Work to complete: Transcribe the listing below word for word.

Source records:
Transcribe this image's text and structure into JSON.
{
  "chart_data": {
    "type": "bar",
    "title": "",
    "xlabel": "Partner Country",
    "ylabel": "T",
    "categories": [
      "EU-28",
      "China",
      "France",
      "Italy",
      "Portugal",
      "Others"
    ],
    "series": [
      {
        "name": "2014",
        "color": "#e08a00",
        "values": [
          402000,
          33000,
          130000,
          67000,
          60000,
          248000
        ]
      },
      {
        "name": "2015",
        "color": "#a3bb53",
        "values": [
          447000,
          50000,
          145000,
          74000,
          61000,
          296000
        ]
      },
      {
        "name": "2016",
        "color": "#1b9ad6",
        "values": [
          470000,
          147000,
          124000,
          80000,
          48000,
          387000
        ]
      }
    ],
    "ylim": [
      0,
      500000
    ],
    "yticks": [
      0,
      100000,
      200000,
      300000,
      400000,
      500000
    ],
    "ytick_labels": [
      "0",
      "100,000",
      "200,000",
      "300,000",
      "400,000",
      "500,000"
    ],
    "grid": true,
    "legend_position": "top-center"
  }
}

Written solution:
Transcribe this image's text and structure into JSON.
{
  "chart_data": {
    "type": "bar",
    "title": "",
    "xlabel": "Partner Country",
    "ylabel": "T",
    "categories": [
      "EU-28",
      "China",
      "France",
      "Italy",
      "Portugal",
      "Others"
    ],
    "series": [
      {
        "name": "2014",
        "color": "#e08a00",
        "values": [
          402000,
          33000,
          130000,
          67000,
          60000,
          248000
        ]
      },
      {
        "name": "2015",
        "color": "#a3bb53",
        "values": [
          447000,
          50000,
          145000,
          74000,
          61000,
          296000
        ]
      },
      {
        "name": "2016",
        "color": "#1b9ad6",
        "values": [
          470000,
          147000,
          124000,
          80000,
          48000,
          387000
        ]
      }
    ],
    "ylim": [
      0,
      500000
    ],
    "yticks": [
      0,
      100000,
      200000,
      300000,
      400000,
      500000
    ],
    "ytick_labels": [
      "0",
      "100,000",
      "200,000",
      "300,000",
      "400,000",
      "500,000"
    ],
    "grid": true,
    "legend_position": "top-center"
  }
}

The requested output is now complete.